* [SHORT EXERCISE]:
Rewrite the items below, replacing every instance of "month-label" with "month-name" and leaving everything else unchanged.

** Start **

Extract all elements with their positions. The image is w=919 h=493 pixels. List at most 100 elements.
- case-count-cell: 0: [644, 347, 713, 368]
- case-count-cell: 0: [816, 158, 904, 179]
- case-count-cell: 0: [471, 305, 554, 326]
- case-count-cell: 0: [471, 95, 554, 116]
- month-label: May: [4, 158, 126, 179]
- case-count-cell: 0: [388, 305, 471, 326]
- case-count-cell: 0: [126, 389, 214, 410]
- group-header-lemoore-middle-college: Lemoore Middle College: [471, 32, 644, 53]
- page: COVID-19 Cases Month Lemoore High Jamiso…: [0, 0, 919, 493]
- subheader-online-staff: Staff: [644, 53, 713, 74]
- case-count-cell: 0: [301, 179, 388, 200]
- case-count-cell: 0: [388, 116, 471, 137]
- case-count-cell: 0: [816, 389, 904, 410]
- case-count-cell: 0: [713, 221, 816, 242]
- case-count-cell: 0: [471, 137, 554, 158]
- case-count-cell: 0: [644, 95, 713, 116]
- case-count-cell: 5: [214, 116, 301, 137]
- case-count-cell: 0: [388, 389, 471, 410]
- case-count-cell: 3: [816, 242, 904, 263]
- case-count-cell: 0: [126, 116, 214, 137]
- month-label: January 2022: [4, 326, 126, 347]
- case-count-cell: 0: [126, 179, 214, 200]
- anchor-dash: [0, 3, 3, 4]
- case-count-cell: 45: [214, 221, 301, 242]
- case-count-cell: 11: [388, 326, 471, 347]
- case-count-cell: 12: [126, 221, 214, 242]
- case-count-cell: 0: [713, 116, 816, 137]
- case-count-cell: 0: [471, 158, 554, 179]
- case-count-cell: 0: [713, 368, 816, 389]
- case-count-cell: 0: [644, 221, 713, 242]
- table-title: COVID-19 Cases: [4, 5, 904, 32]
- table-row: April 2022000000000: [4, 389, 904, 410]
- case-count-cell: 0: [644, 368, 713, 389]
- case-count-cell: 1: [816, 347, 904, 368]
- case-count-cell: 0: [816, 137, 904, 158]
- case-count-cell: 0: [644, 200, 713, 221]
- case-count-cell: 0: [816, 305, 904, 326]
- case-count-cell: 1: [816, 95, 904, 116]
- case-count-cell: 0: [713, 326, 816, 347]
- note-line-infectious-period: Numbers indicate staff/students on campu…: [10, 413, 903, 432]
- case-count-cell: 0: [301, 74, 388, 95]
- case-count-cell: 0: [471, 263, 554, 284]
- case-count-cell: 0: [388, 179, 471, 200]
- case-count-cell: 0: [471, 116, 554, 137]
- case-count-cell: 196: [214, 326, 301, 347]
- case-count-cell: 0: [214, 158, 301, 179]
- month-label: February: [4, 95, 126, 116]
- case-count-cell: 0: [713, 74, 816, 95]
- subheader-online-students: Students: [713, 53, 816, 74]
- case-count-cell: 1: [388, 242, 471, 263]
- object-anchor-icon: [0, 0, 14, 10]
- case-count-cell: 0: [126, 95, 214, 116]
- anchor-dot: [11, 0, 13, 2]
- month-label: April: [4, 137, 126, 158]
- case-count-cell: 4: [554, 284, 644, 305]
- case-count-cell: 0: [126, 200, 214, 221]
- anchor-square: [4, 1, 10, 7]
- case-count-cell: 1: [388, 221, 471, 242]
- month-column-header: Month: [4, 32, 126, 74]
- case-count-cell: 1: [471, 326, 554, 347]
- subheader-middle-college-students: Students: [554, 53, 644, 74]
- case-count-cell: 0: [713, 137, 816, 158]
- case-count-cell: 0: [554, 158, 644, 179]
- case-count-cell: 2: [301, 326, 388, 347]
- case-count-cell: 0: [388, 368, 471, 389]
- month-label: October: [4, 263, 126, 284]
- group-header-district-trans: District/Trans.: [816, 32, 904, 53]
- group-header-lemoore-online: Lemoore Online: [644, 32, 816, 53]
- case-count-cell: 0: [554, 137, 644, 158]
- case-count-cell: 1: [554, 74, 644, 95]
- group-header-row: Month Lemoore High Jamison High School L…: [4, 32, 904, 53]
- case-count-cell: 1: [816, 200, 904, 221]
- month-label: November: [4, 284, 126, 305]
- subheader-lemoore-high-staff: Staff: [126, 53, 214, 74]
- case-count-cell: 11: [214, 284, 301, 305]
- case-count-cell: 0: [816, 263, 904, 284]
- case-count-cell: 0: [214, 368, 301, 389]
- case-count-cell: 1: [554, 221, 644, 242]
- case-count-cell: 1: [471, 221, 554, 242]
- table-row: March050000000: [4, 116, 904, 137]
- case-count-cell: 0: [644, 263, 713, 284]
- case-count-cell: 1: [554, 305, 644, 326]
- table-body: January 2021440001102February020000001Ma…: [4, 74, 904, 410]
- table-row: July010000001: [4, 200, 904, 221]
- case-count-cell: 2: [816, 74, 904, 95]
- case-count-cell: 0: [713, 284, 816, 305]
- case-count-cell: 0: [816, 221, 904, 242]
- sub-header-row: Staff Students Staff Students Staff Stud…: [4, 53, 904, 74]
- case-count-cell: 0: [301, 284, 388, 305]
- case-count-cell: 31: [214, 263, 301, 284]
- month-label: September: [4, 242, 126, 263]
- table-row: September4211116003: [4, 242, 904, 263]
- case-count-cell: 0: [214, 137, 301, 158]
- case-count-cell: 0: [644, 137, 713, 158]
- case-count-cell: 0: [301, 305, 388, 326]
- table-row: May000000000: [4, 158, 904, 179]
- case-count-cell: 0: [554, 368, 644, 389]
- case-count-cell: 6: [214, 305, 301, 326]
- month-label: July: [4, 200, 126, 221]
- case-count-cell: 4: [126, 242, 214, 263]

** End **

* [FINISHED ANSWER]:
Extract all elements with their positions. The image is w=919 h=493 pixels. List at most 100 elements.
- case-count-cell: 0: [644, 347, 713, 368]
- case-count-cell: 0: [816, 158, 904, 179]
- case-count-cell: 0: [471, 305, 554, 326]
- case-count-cell: 0: [471, 95, 554, 116]
- month-name: May: [4, 158, 126, 179]
- case-count-cell: 0: [388, 305, 471, 326]
- case-count-cell: 0: [126, 389, 214, 410]
- group-header-lemoore-middle-college: Lemoore Middle College: [471, 32, 644, 53]
- page: COVID-19 Cases Month Lemoore High Jamiso…: [0, 0, 919, 493]
- subheader-online-staff: Staff: [644, 53, 713, 74]
- case-count-cell: 0: [301, 179, 388, 200]
- case-count-cell: 0: [388, 116, 471, 137]
- case-count-cell: 0: [816, 389, 904, 410]
- case-count-cell: 0: [713, 221, 816, 242]
- case-count-cell: 0: [471, 137, 554, 158]
- case-count-cell: 0: [644, 95, 713, 116]
- case-count-cell: 5: [214, 116, 301, 137]
- case-count-cell: 0: [388, 389, 471, 410]
- case-count-cell: 3: [816, 242, 904, 263]
- case-count-cell: 0: [126, 116, 214, 137]
- month-name: January 2022: [4, 326, 126, 347]
- case-count-cell: 0: [126, 179, 214, 200]
- anchor-dash: [0, 3, 3, 4]
- case-count-cell: 45: [214, 221, 301, 242]
- case-count-cell: 11: [388, 326, 471, 347]
- case-count-cell: 12: [126, 221, 214, 242]
- case-count-cell: 0: [713, 116, 816, 137]
- case-count-cell: 0: [471, 158, 554, 179]
- case-count-cell: 0: [713, 368, 816, 389]
- case-count-cell: 0: [644, 221, 713, 242]
- table-title: COVID-19 Cases: [4, 5, 904, 32]
- table-row: April 2022000000000: [4, 389, 904, 410]
- case-count-cell: 0: [644, 368, 713, 389]
- case-count-cell: 1: [816, 347, 904, 368]
- case-count-cell: 0: [816, 137, 904, 158]
- case-count-cell: 0: [644, 200, 713, 221]
- case-count-cell: 0: [816, 305, 904, 326]
- case-count-cell: 1: [816, 95, 904, 116]
- case-count-cell: 0: [713, 326, 816, 347]
- note-line-infectious-period: Numbers indicate staff/students on campu…: [10, 413, 903, 432]
- case-count-cell: 0: [301, 74, 388, 95]
- case-count-cell: 0: [471, 263, 554, 284]
- case-count-cell: 0: [388, 179, 471, 200]
- case-count-cell: 0: [471, 116, 554, 137]
- case-count-cell: 196: [214, 326, 301, 347]
- case-count-cell: 0: [214, 158, 301, 179]
- month-name: February: [4, 95, 126, 116]
- case-count-cell: 0: [713, 74, 816, 95]
- subheader-online-students: Students: [713, 53, 816, 74]
- case-count-cell: 1: [388, 242, 471, 263]
- object-anchor-icon: [0, 0, 14, 10]
- case-count-cell: 0: [126, 95, 214, 116]
- anchor-dot: [11, 0, 13, 2]
- month-name: April: [4, 137, 126, 158]
- case-count-cell: 4: [554, 284, 644, 305]
- case-count-cell: 0: [126, 200, 214, 221]
- anchor-square: [4, 1, 10, 7]
- case-count-cell: 1: [388, 221, 471, 242]
- month-column-header: Month: [4, 32, 126, 74]
- case-count-cell: 1: [471, 326, 554, 347]
- subheader-middle-college-students: Students: [554, 53, 644, 74]
- case-count-cell: 0: [713, 137, 816, 158]
- case-count-cell: 0: [554, 158, 644, 179]
- case-count-cell: 2: [301, 326, 388, 347]
- case-count-cell: 0: [388, 368, 471, 389]
- month-name: October: [4, 263, 126, 284]
- group-header-district-trans: District/Trans.: [816, 32, 904, 53]
- group-header-lemoore-online: Lemoore Online: [644, 32, 816, 53]
- case-count-cell: 0: [554, 137, 644, 158]
- case-count-cell: 1: [554, 74, 644, 95]
- group-header-row: Month Lemoore High Jamison High School L…: [4, 32, 904, 53]
- case-count-cell: 1: [816, 200, 904, 221]
- month-name: November: [4, 284, 126, 305]
- subheader-lemoore-high-staff: Staff: [126, 53, 214, 74]
- case-count-cell: 11: [214, 284, 301, 305]
- case-count-cell: 0: [816, 263, 904, 284]
- case-count-cell: 0: [214, 368, 301, 389]
- case-count-cell: 1: [554, 221, 644, 242]
- case-count-cell: 1: [471, 221, 554, 242]
- table-row: March050000000: [4, 116, 904, 137]
- case-count-cell: 0: [644, 263, 713, 284]
- case-count-cell: 1: [554, 305, 644, 326]
- table-body: January 2021440001102February020000001Ma…: [4, 74, 904, 410]
- table-row: July010000001: [4, 200, 904, 221]
- case-count-cell: 2: [816, 74, 904, 95]
- case-count-cell: 0: [713, 284, 816, 305]
- case-count-cell: 0: [816, 221, 904, 242]
- sub-header-row: Staff Students Staff Students Staff Stud…: [4, 53, 904, 74]
- case-count-cell: 0: [301, 284, 388, 305]
- case-count-cell: 31: [214, 263, 301, 284]
- month-name: September: [4, 242, 126, 263]
- table-row: September4211116003: [4, 242, 904, 263]
- case-count-cell: 0: [214, 137, 301, 158]
- case-count-cell: 0: [644, 137, 713, 158]
- case-count-cell: 0: [301, 305, 388, 326]
- table-row: May000000000: [4, 158, 904, 179]
- case-count-cell: 0: [554, 368, 644, 389]
- case-count-cell: 6: [214, 305, 301, 326]
- month-name: July: [4, 200, 126, 221]
- case-count-cell: 4: [126, 242, 214, 263]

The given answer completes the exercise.